-- Record excerpts start --

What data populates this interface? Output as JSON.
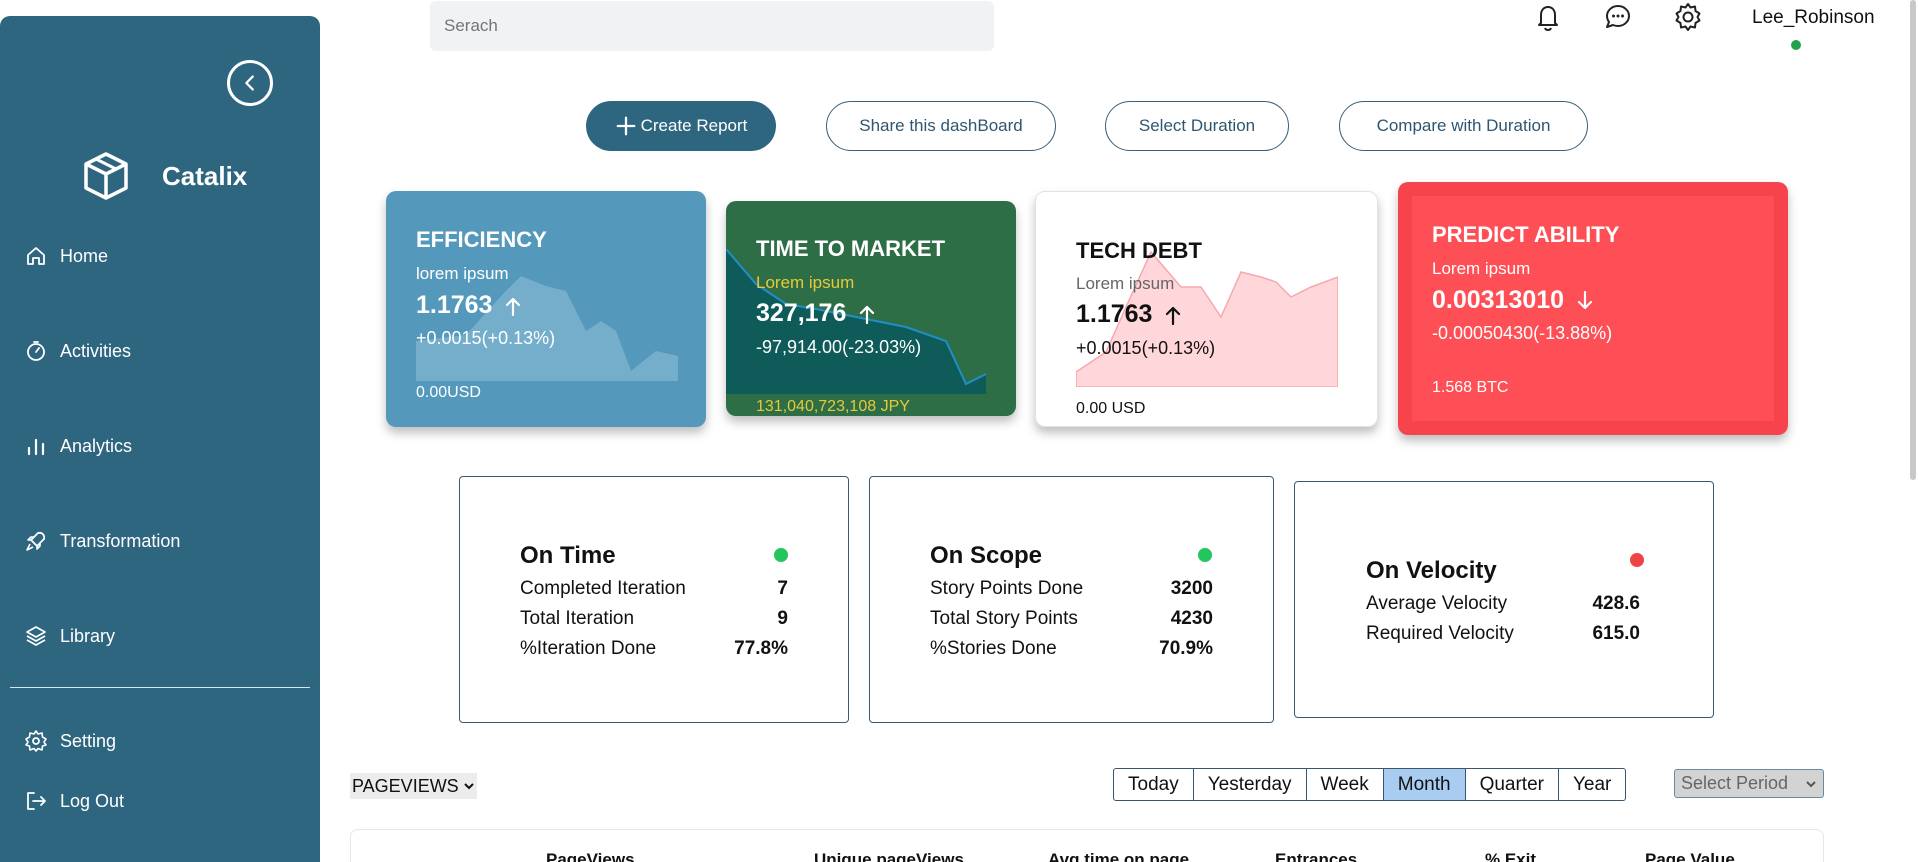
{
  "sidebar": {
    "brand": "Catalix",
    "items": [
      {
        "label": "Home",
        "icon": "home-icon"
      },
      {
        "label": "Activities",
        "icon": "timer-icon"
      },
      {
        "label": "Analytics",
        "icon": "bar-chart-icon"
      },
      {
        "label": "Transformation",
        "icon": "rocket-icon"
      },
      {
        "label": "Library",
        "icon": "layers-icon"
      }
    ],
    "bottom_items": [
      {
        "label": "Setting",
        "icon": "gear-icon"
      },
      {
        "label": "Log Out",
        "icon": "logout-icon"
      }
    ]
  },
  "header": {
    "search_placeholder": "Serach",
    "username": "Lee_Robinson"
  },
  "actions": {
    "create_report": "Create Report",
    "share": "Share this dashBoard",
    "select_duration": "Select Duration",
    "compare": "Compare with Duration"
  },
  "kpis": [
    {
      "title": "EFFICIENCY",
      "sub": "lorem ipsum",
      "value": "1.1763",
      "trend": "up",
      "change": "+0.0015(+0.13%)",
      "foot": "0.00USD",
      "bg": "#5499bb"
    },
    {
      "title": "TIME TO MARKET",
      "sub": "Lorem ipsum",
      "value": "327,176",
      "trend": "up",
      "change": "-97,914.00(-23.03%)",
      "foot": "131,040,723,108 JPY",
      "bg": "#2d6e47"
    },
    {
      "title": "TECH DEBT",
      "sub": "Lorem ipsum",
      "value": "1.1763",
      "trend": "up",
      "change": "+0.0015(+0.13%)",
      "foot": "0.00 USD",
      "bg": "#ffffff"
    },
    {
      "title": "PREDICT ABILITY",
      "sub": "Lorem ipsum",
      "value": "0.00313010",
      "trend": "down",
      "change": "-0.00050430(-13.88%)",
      "foot": "1.568 BTC",
      "bg": "#fb4b51"
    }
  ],
  "status_cards": [
    {
      "title": "On Time",
      "status_color": "#22c55e",
      "rows": [
        {
          "label": "Completed Iteration",
          "value": "7"
        },
        {
          "label": "Total Iteration",
          "value": "9"
        },
        {
          "label": "%Iteration Done",
          "value": "77.8%"
        }
      ]
    },
    {
      "title": "On Scope",
      "status_color": "#22c55e",
      "rows": [
        {
          "label": "Story Points Done",
          "value": "3200"
        },
        {
          "label": "Total Story Points",
          "value": "4230"
        },
        {
          "label": "%Stories Done",
          "value": "70.9%"
        }
      ]
    },
    {
      "title": "On Velocity",
      "status_color": "#ef4444",
      "rows": [
        {
          "label": "Average Velocity",
          "value": "428.6"
        },
        {
          "label": "Required Velocity",
          "value": "615.0"
        }
      ]
    }
  ],
  "pageviews": {
    "selector": "PAGEVIEWS",
    "periods": [
      "Today",
      "Yesterday",
      "Week",
      "Month",
      "Quarter",
      "Year"
    ],
    "active_period": "Month",
    "period_select": "Select Period",
    "columns": [
      "PageViews",
      "Unique pageViews",
      "Avg time on page",
      "Entrances",
      "% Exit",
      "Page Value"
    ]
  }
}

-- Record excerpts end --

What you will do:
Reply with one number only, the count of lines above that hold the string "Iteration".

Answer to this task:
3